**WHAT YOU HAVE TO DO:**
Check each line of the listing below for the string "title", and give only how many lines hold it.

Figure data in JSON:
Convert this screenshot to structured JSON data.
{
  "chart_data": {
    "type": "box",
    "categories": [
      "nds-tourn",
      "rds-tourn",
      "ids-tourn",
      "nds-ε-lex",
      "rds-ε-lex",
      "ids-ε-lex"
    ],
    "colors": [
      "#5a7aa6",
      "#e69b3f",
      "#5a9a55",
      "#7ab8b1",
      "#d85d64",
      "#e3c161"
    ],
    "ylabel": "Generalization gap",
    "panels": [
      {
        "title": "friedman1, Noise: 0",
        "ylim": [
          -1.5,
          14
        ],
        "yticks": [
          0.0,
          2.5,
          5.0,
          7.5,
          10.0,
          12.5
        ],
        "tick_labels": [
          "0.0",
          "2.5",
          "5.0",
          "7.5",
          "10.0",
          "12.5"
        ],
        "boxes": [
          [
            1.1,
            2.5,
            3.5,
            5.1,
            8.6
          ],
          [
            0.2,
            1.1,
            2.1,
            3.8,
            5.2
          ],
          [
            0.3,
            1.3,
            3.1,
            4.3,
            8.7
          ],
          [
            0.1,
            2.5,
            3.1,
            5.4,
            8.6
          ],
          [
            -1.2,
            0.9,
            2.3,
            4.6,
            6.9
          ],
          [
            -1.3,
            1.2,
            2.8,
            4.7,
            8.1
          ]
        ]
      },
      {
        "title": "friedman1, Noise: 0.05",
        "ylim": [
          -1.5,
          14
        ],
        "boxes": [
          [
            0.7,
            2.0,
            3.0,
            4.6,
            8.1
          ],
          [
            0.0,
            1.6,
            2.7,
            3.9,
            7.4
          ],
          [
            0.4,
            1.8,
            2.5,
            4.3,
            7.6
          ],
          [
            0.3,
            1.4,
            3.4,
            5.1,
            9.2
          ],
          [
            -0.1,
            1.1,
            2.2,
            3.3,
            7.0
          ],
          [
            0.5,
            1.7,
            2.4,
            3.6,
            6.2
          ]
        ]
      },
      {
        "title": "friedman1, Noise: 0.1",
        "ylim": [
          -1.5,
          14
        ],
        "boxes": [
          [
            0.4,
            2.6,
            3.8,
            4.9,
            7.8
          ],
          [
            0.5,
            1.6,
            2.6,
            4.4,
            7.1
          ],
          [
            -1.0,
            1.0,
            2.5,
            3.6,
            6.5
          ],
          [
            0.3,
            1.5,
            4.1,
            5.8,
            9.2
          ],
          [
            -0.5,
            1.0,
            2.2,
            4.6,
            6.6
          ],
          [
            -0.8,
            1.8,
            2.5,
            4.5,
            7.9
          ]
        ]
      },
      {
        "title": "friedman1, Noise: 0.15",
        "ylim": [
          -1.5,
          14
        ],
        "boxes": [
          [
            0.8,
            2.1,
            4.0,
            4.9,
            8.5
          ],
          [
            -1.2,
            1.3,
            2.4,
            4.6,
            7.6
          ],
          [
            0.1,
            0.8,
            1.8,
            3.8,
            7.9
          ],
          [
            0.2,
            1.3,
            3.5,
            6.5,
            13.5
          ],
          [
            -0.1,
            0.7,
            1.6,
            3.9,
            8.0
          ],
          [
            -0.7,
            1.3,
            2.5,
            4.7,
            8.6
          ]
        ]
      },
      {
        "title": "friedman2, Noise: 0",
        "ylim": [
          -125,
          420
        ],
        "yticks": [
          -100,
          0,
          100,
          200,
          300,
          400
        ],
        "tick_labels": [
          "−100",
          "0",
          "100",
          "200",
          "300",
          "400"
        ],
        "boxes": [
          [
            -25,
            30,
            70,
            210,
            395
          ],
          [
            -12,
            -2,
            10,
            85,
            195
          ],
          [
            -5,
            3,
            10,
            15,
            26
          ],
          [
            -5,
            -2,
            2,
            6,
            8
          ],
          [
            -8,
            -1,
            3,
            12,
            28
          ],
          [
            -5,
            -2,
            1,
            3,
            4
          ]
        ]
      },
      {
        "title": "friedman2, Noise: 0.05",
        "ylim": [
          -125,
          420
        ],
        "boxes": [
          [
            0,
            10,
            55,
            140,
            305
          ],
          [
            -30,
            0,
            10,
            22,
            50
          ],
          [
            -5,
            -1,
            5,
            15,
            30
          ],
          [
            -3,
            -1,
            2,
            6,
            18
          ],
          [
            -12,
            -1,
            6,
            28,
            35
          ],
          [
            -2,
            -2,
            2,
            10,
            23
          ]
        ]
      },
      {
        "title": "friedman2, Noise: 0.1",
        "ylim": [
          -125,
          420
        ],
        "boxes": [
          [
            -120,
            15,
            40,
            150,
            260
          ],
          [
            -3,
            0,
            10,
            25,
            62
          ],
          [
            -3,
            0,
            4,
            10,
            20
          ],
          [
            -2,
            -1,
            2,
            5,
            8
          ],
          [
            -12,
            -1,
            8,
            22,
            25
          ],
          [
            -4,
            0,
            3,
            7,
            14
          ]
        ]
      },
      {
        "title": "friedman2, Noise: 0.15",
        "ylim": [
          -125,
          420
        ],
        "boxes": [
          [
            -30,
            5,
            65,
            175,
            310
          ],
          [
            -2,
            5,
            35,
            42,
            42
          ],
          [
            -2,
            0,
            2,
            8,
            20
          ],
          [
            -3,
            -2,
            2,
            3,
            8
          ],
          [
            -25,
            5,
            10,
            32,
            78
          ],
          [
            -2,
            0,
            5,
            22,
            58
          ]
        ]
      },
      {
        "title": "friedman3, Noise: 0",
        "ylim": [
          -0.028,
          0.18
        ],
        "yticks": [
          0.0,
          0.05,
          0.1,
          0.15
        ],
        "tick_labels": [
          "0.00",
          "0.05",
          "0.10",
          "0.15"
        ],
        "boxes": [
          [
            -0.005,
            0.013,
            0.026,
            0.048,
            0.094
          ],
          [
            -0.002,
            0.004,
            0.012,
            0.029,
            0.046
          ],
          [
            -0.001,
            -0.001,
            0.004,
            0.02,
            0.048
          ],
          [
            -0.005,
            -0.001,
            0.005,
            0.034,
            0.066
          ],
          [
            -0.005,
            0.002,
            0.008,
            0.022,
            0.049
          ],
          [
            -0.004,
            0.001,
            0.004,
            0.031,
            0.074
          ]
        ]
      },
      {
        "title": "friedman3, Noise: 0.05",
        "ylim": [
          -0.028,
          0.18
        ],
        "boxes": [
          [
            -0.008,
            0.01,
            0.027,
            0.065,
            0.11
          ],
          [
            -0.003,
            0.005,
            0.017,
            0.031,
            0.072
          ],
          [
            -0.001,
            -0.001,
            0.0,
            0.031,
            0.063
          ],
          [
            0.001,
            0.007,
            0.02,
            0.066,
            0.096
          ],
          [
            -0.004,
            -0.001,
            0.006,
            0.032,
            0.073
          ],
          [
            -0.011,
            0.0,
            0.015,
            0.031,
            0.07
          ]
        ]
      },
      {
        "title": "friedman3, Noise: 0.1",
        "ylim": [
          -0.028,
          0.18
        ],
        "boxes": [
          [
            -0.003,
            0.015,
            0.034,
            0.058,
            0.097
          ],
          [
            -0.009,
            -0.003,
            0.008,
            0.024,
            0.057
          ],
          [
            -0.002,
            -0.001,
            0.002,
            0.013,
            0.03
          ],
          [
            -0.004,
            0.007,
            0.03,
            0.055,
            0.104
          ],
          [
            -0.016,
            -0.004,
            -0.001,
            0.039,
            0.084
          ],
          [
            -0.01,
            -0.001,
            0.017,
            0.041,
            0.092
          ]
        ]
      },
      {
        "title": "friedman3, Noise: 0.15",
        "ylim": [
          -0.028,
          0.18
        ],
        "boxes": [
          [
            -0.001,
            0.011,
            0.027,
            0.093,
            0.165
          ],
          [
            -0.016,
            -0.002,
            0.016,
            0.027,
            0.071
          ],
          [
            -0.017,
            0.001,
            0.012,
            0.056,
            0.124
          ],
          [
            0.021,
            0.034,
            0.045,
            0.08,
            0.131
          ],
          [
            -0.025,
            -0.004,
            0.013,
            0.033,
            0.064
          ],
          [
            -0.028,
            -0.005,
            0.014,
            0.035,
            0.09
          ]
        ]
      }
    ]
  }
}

**EXERCISE ANSWER:**
12